** Begin Input **

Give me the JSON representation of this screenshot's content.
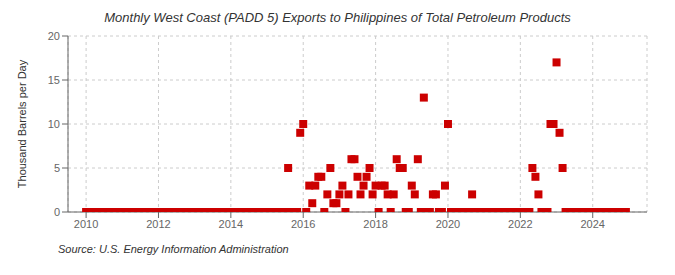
{
  "chart_data": {
    "type": "scatter",
    "title": "Monthly West Coast (PADD 5) Exports to Philippines of Total Petroleum Products",
    "ylabel": "Thousand Barrels per Day",
    "annotation": "Source: U.S. Energy Information Administration",
    "color": "#cc0000",
    "marker": "square",
    "grid": true,
    "xlim": [
      2009.5,
      2025.5
    ],
    "ylim": [
      0,
      20
    ],
    "xticks": [
      2010,
      2012,
      2014,
      2016,
      2018,
      2020,
      2022,
      2024
    ],
    "yticks": [
      0,
      5,
      10,
      15,
      20
    ],
    "x": [
      2010.0,
      2010.083,
      2010.167,
      2010.25,
      2010.333,
      2010.417,
      2010.5,
      2010.583,
      2010.667,
      2010.75,
      2010.833,
      2010.917,
      2011.0,
      2011.083,
      2011.167,
      2011.25,
      2011.333,
      2011.417,
      2011.5,
      2011.583,
      2011.667,
      2011.75,
      2011.833,
      2011.917,
      2012.0,
      2012.083,
      2012.167,
      2012.25,
      2012.333,
      2012.417,
      2012.5,
      2012.583,
      2012.667,
      2012.75,
      2012.833,
      2012.917,
      2013.0,
      2013.083,
      2013.167,
      2013.25,
      2013.333,
      2013.417,
      2013.5,
      2013.583,
      2013.667,
      2013.75,
      2013.833,
      2013.917,
      2014.0,
      2014.083,
      2014.167,
      2014.25,
      2014.333,
      2014.417,
      2014.5,
      2014.583,
      2014.667,
      2014.75,
      2014.833,
      2014.917,
      2015.0,
      2015.083,
      2015.167,
      2015.25,
      2015.333,
      2015.417,
      2015.5,
      2015.583,
      2015.667,
      2015.75,
      2015.833,
      2015.917,
      2016.0,
      2016.083,
      2016.167,
      2016.25,
      2016.333,
      2016.417,
      2016.5,
      2016.583,
      2016.667,
      2016.75,
      2016.833,
      2016.917,
      2017.0,
      2017.083,
      2017.167,
      2017.25,
      2017.333,
      2017.417,
      2017.5,
      2017.583,
      2017.667,
      2017.75,
      2017.833,
      2017.917,
      2018.0,
      2018.083,
      2018.167,
      2018.25,
      2018.333,
      2018.417,
      2018.5,
      2018.583,
      2018.667,
      2018.75,
      2018.833,
      2018.917,
      2019.0,
      2019.083,
      2019.167,
      2019.25,
      2019.333,
      2019.417,
      2019.5,
      2019.583,
      2019.667,
      2019.75,
      2019.833,
      2019.917,
      2020.0,
      2020.083,
      2020.167,
      2020.25,
      2020.333,
      2020.417,
      2020.5,
      2020.583,
      2020.667,
      2020.75,
      2020.833,
      2020.917,
      2021.0,
      2021.083,
      2021.167,
      2021.25,
      2021.333,
      2021.417,
      2021.5,
      2021.583,
      2021.667,
      2021.75,
      2021.833,
      2021.917,
      2022.0,
      2022.083,
      2022.167,
      2022.25,
      2022.333,
      2022.417,
      2022.5,
      2022.583,
      2022.667,
      2022.75,
      2022.833,
      2022.917,
      2023.0,
      2023.083,
      2023.167,
      2023.25,
      2023.333,
      2023.417,
      2023.5,
      2023.583,
      2023.667,
      2023.75,
      2023.833,
      2023.917,
      2024.0,
      2024.083,
      2024.167,
      2024.25,
      2024.333,
      2024.417,
      2024.5,
      2024.583,
      2024.667,
      2024.75,
      2024.833,
      2024.917
    ],
    "values": [
      0,
      0,
      0,
      0,
      0,
      0,
      0,
      0,
      0,
      0,
      0,
      0,
      0,
      0,
      0,
      0,
      0,
      0,
      0,
      0,
      0,
      0,
      0,
      0,
      0,
      0,
      0,
      0,
      0,
      0,
      0,
      0,
      0,
      0,
      0,
      0,
      0,
      0,
      0,
      0,
      0,
      0,
      0,
      0,
      0,
      0,
      0,
      0,
      0,
      0,
      0,
      0,
      0,
      0,
      0,
      0,
      0,
      0,
      0,
      0,
      0,
      0,
      0,
      0,
      0,
      0,
      0,
      5,
      0,
      0,
      0,
      9,
      10,
      0,
      3,
      1,
      3,
      4,
      4,
      0,
      2,
      5,
      1,
      1,
      2,
      3,
      0,
      2,
      6,
      6,
      4,
      2,
      3,
      4,
      5,
      2,
      3,
      0,
      3,
      3,
      2,
      0,
      2,
      6,
      5,
      5,
      0,
      0,
      3,
      2,
      6,
      0,
      13,
      0,
      0,
      2,
      2,
      0,
      0,
      3,
      10,
      0,
      0,
      0,
      0,
      0,
      0,
      0,
      2,
      0,
      0,
      0,
      0,
      0,
      0,
      0,
      0,
      0,
      0,
      0,
      0,
      0,
      0,
      0,
      0,
      0,
      0,
      0,
      5,
      4,
      2,
      0,
      0,
      0,
      10,
      10,
      17,
      9,
      5,
      0,
      0,
      0,
      0,
      0,
      0,
      0,
      0,
      0,
      0,
      0,
      0,
      0,
      0,
      0,
      0,
      0,
      0,
      0,
      0,
      0
    ]
  }
}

** End Input **

> **Given task**
Repeat each record exactly, with the pictures left out.

> **Written reply**
Give me the JSON representation of this screenshot's content.
{
  "chart_data": {
    "type": "scatter",
    "title": "Monthly West Coast (PADD 5) Exports to Philippines of Total Petroleum Products",
    "ylabel": "Thousand Barrels per Day",
    "annotation": "Source: U.S. Energy Information Administration",
    "color": "#cc0000",
    "marker": "square",
    "grid": true,
    "xlim": [
      2009.5,
      2025.5
    ],
    "ylim": [
      0,
      20
    ],
    "xticks": [
      2010,
      2012,
      2014,
      2016,
      2018,
      2020,
      2022,
      2024
    ],
    "yticks": [
      0,
      5,
      10,
      15,
      20
    ],
    "x": [
      2010.0,
      2010.083,
      2010.167,
      2010.25,
      2010.333,
      2010.417,
      2010.5,
      2010.583,
      2010.667,
      2010.75,
      2010.833,
      2010.917,
      2011.0,
      2011.083,
      2011.167,
      2011.25,
      2011.333,
      2011.417,
      2011.5,
      2011.583,
      2011.667,
      2011.75,
      2011.833,
      2011.917,
      2012.0,
      2012.083,
      2012.167,
      2012.25,
      2012.333,
      2012.417,
      2012.5,
      2012.583,
      2012.667,
      2012.75,
      2012.833,
      2012.917,
      2013.0,
      2013.083,
      2013.167,
      2013.25,
      2013.333,
      2013.417,
      2013.5,
      2013.583,
      2013.667,
      2013.75,
      2013.833,
      2013.917,
      2014.0,
      2014.083,
      2014.167,
      2014.25,
      2014.333,
      2014.417,
      2014.5,
      2014.583,
      2014.667,
      2014.75,
      2014.833,
      2014.917,
      2015.0,
      2015.083,
      2015.167,
      2015.25,
      2015.333,
      2015.417,
      2015.5,
      2015.583,
      2015.667,
      2015.75,
      2015.833,
      2015.917,
      2016.0,
      2016.083,
      2016.167,
      2016.25,
      2016.333,
      2016.417,
      2016.5,
      2016.583,
      2016.667,
      2016.75,
      2016.833,
      2016.917,
      2017.0,
      2017.083,
      2017.167,
      2017.25,
      2017.333,
      2017.417,
      2017.5,
      2017.583,
      2017.667,
      2017.75,
      2017.833,
      2017.917,
      2018.0,
      2018.083,
      2018.167,
      2018.25,
      2018.333,
      2018.417,
      2018.5,
      2018.583,
      2018.667,
      2018.75,
      2018.833,
      2018.917,
      2019.0,
      2019.083,
      2019.167,
      2019.25,
      2019.333,
      2019.417,
      2019.5,
      2019.583,
      2019.667,
      2019.75,
      2019.833,
      2019.917,
      2020.0,
      2020.083,
      2020.167,
      2020.25,
      2020.333,
      2020.417,
      2020.5,
      2020.583,
      2020.667,
      2020.75,
      2020.833,
      2020.917,
      2021.0,
      2021.083,
      2021.167,
      2021.25,
      2021.333,
      2021.417,
      2021.5,
      2021.583,
      2021.667,
      2021.75,
      2021.833,
      2021.917,
      2022.0,
      2022.083,
      2022.167,
      2022.25,
      2022.333,
      2022.417,
      2022.5,
      2022.583,
      2022.667,
      2022.75,
      2022.833,
      2022.917,
      2023.0,
      2023.083,
      2023.167,
      2023.25,
      2023.333,
      2023.417,
      2023.5,
      2023.583,
      2023.667,
      2023.75,
      2023.833,
      2023.917,
      2024.0,
      2024.083,
      2024.167,
      2024.25,
      2024.333,
      2024.417,
      2024.5,
      2024.583,
      2024.667,
      2024.75,
      2024.833,
      2024.917
    ],
    "values": [
      0,
      0,
      0,
      0,
      0,
      0,
      0,
      0,
      0,
      0,
      0,
      0,
      0,
      0,
      0,
      0,
      0,
      0,
      0,
      0,
      0,
      0,
      0,
      0,
      0,
      0,
      0,
      0,
      0,
      0,
      0,
      0,
      0,
      0,
      0,
      0,
      0,
      0,
      0,
      0,
      0,
      0,
      0,
      0,
      0,
      0,
      0,
      0,
      0,
      0,
      0,
      0,
      0,
      0,
      0,
      0,
      0,
      0,
      0,
      0,
      0,
      0,
      0,
      0,
      0,
      0,
      0,
      5,
      0,
      0,
      0,
      9,
      10,
      0,
      3,
      1,
      3,
      4,
      4,
      0,
      2,
      5,
      1,
      1,
      2,
      3,
      0,
      2,
      6,
      6,
      4,
      2,
      3,
      4,
      5,
      2,
      3,
      0,
      3,
      3,
      2,
      0,
      2,
      6,
      5,
      5,
      0,
      0,
      3,
      2,
      6,
      0,
      13,
      0,
      0,
      2,
      2,
      0,
      0,
      3,
      10,
      0,
      0,
      0,
      0,
      0,
      0,
      0,
      2,
      0,
      0,
      0,
      0,
      0,
      0,
      0,
      0,
      0,
      0,
      0,
      0,
      0,
      0,
      0,
      0,
      0,
      0,
      0,
      5,
      4,
      2,
      0,
      0,
      0,
      10,
      10,
      17,
      9,
      5,
      0,
      0,
      0,
      0,
      0,
      0,
      0,
      0,
      0,
      0,
      0,
      0,
      0,
      0,
      0,
      0,
      0,
      0,
      0,
      0,
      0
    ]
  }
}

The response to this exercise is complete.